▼▼▼

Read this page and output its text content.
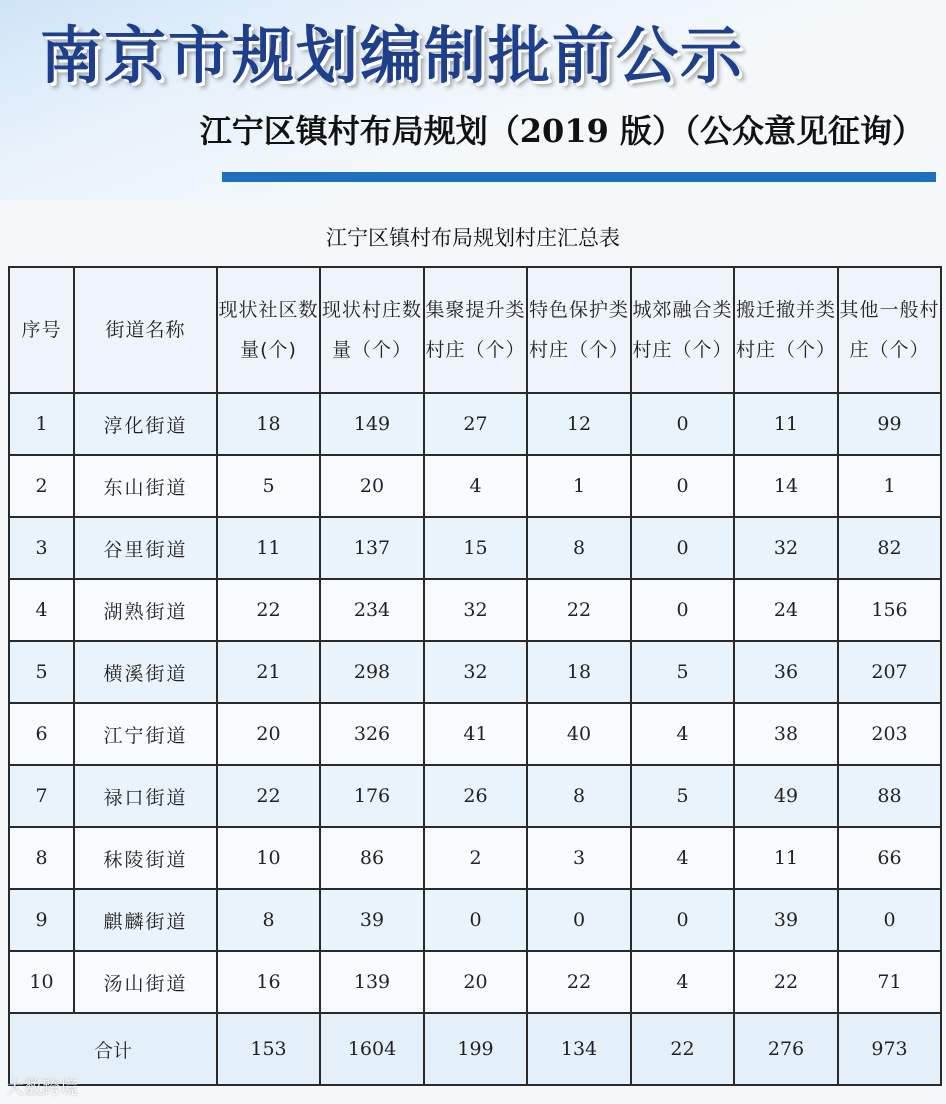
南京市规划编制批前公示
江宁区镇村布局规划（2019 版）（公众意见征询）
江宁区镇村布局规划村庄汇总表
序号	街道名称	现状社区数量(个)	现状村庄数量（个）	集聚提升类村庄（个）	特色保护类村庄（个）	城郊融合类村庄（个）	搬迁撤并类村庄（个）	其他一般村庄（个）
1	淳化街道	18	149	27	12	0	11	99
2	东山街道	5	20	4	1	0	14	1
3	谷里街道	11	137	15	8	0	32	82
4	湖熟街道	22	234	32	22	0	24	156
5	横溪街道	21	298	32	18	5	36	207
6	江宁街道	20	326	41	40	4	38	203
7	禄口街道	22	176	26	8	5	49	88
8	秣陵街道	10	86	2	3	4	11	66
9	麒麟街道	8	39	0	0	0	39	0
10	汤山街道	16	139	20	22	4	22	71
合计		153	1604	199	134	22	276	973
大数跨境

▲▲▲

Pictures are not part of the copy; reproduce everything else in the records exactly.

* **Written solution**
Read this page and output its text content.
南京市规划编制批前公示
江宁区镇村布局规划（2019 版）（公众意见征询）
江宁区镇村布局规划村庄汇总表
序号	街道名称	现状社区数量(个)	现状村庄数量（个）	集聚提升类村庄（个）	特色保护类村庄（个）	城郊融合类村庄（个）	搬迁撤并类村庄（个）	其他一般村庄（个）
1	淳化街道	18	149	27	12	0	11	99
2	东山街道	5	20	4	1	0	14	1
3	谷里街道	11	137	15	8	0	32	82
4	湖熟街道	22	234	32	22	0	24	156
5	横溪街道	21	298	32	18	5	36	207
6	江宁街道	20	326	41	40	4	38	203
7	禄口街道	22	176	26	8	5	49	88
8	秣陵街道	10	86	2	3	4	11	66
9	麒麟街道	8	39	0	0	0	39	0
10	汤山街道	16	139	20	22	4	22	71
合计		153	1604	199	134	22	276	973
大数跨境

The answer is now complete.